**Task material:**
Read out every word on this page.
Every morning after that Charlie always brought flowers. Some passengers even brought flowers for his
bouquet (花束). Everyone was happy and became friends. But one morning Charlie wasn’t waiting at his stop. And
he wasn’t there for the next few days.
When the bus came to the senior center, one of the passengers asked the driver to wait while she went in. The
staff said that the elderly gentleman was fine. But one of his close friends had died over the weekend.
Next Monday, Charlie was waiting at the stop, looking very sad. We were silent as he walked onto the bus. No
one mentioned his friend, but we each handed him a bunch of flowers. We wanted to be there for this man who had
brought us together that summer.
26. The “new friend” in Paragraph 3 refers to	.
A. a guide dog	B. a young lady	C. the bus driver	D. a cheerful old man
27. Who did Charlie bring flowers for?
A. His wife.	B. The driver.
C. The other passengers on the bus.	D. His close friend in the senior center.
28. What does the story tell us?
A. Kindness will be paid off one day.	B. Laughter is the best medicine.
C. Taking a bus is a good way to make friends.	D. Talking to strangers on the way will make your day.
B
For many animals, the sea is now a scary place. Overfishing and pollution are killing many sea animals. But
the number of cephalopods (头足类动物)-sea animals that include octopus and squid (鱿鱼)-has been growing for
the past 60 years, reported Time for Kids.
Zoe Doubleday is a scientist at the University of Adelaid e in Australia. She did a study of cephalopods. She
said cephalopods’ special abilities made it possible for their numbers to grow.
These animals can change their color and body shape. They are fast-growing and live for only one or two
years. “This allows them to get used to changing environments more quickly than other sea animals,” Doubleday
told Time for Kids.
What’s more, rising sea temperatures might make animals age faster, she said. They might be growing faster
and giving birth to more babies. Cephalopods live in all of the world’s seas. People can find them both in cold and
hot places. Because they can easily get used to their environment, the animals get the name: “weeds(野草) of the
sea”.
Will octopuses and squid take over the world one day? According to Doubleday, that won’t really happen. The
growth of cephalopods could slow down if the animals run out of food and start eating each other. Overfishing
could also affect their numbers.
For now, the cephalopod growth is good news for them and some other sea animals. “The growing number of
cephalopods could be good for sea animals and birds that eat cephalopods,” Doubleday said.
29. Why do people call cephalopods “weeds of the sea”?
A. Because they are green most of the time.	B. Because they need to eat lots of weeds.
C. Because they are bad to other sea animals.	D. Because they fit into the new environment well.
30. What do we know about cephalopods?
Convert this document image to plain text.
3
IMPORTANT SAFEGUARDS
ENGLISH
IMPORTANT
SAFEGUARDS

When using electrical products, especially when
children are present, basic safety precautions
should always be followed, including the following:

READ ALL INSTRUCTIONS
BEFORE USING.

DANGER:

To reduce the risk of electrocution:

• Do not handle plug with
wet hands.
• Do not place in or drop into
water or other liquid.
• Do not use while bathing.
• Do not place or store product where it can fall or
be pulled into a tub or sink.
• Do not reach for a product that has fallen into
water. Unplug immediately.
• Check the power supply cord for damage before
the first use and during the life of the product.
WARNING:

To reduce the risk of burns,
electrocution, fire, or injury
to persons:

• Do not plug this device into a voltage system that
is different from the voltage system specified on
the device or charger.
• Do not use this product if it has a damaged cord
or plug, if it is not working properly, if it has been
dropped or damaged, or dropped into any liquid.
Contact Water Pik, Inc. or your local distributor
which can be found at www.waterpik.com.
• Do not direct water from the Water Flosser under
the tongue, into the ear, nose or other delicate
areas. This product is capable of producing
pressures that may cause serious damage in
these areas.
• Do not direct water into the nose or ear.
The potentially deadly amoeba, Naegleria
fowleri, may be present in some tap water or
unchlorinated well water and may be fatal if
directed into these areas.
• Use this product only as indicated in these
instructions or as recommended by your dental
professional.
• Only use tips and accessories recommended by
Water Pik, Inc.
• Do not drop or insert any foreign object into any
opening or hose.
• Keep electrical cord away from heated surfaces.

**Task goal:** Extract each line from the listing above, please, and repeat it exactly.

**Solution to this problem:**
Read out every word on this page.
Every morning after that Charlie always brought flowers. Some passengers even brought flowers for his
bouquet (花束). Everyone was happy and became friends. But one morning Charlie wasn’t waiting at his stop. And
he wasn’t there for the next few days.
When the bus came to the senior center, one of the passengers asked the driver to wait while she went in. The
staff said that the elderly gentleman was fine. But one of his close friends had died over the weekend.
Next Monday, Charlie was waiting at the stop, looking very sad. We were silent as he walked onto the bus. No
one mentioned his friend, but we each handed him a bunch of flowers. We wanted to be there for this man who had
brought us together that summer.
26. The “new friend” in Paragraph 3 refers to	.
A. a guide dog	B. a young lady	C. the bus driver	D. a cheerful old man
27. Who did Charlie bring flowers for?
A. His wife.	B. The driver.
C. The other passengers on the bus.	D. His close friend in the senior center.
28. What does the story tell us?
A. Kindness will be paid off one day.	B. Laughter is the best medicine.
C. Taking a bus is a good way to make friends.	D. Talking to strangers on the way will make your day.
B
For many animals, the sea is now a scary place. Overfishing and pollution are killing many sea animals. But
the number of cephalopods (头足类动物)-sea animals that include octopus and squid (鱿鱼)-has been growing for
the past 60 years, reported Time for Kids.
Zoe Doubleday is a scientist at the University of Adelaid e in Australia. She did a study of cephalopods. She
said cephalopods’ special abilities made it possible for their numbers to grow.
These animals can change their color and body shape. They are fast-growing and live for only one or two
years. “This allows them to get used to changing environments more quickly than other sea animals,” Doubleday
told Time for Kids.
What’s more, rising sea temperatures might make animals age faster, she said. They might be growing faster
and giving birth to more babies. Cephalopods live in all of the world’s seas. People can find them both in cold and
hot places. Because they can easily get used to their environment, the animals get the name: “weeds(野草) of the
sea”.
Will octopuses and squid take over the world one day? According to Doubleday, that won’t really happen. The
growth of cephalopods could slow down if the animals run out of food and start eating each other. Overfishing
could also affect their numbers.
For now, the cephalopod growth is good news for them and some other sea animals. “The growing number of
cephalopods could be good for sea animals and birds that eat cephalopods,” Doubleday said.
29. Why do people call cephalopods “weeds of the sea”?
A. Because they are green most of the time.	B. Because they need to eat lots of weeds.
C. Because they are bad to other sea animals.	D. Because they fit into the new environment well.
30. What do we know about cephalopods?
Convert this document image to plain text.
3
IMPORTANT SAFEGUARDS
ENGLISH
IMPORTANT
SAFEGUARDS

When using electrical products, especially when
children are present, basic safety precautions
should always be followed, including the following:

READ ALL INSTRUCTIONS
BEFORE USING.

DANGER:

To reduce the risk of electrocution:

• Do not handle plug with
wet hands.
• Do not place in or drop into
water or other liquid.
• Do not use while bathing.
• Do not place or store product where it can fall or
be pulled into a tub or sink.
• Do not reach for a product that has fallen into
water. Unplug immediately.
• Check the power supply cord for damage before
the first use and during the life of the product.
WARNING:

To reduce the risk of burns,
electrocution, fire, or injury
to persons:

• Do not plug this device into a voltage system that
is different from the voltage system specified on
the device or charger.
• Do not use this product if it has a damaged cord
or plug, if it is not working properly, if it has been
dropped or damaged, or dropped into any liquid.
Contact Water Pik, Inc. or your local distributor
which can be found at www.waterpik.com.
• Do not direct water from the Water Flosser under
the tongue, into the ear, nose or other delicate
areas. This product is capable of producing
pressures that may cause serious damage in
these areas.
• Do not direct water into the nose or ear.
The potentially deadly amoeba, Naegleria
fowleri, may be present in some tap water or
unchlorinated well water and may be fatal if
directed into these areas.
• Use this product only as indicated in these
instructions or as recommended by your dental
professional.
• Only use tips and accessories recommended by
Water Pik, Inc.
• Do not drop or insert any foreign object into any
opening or hose.
• Keep electrical cord away from heated surfaces.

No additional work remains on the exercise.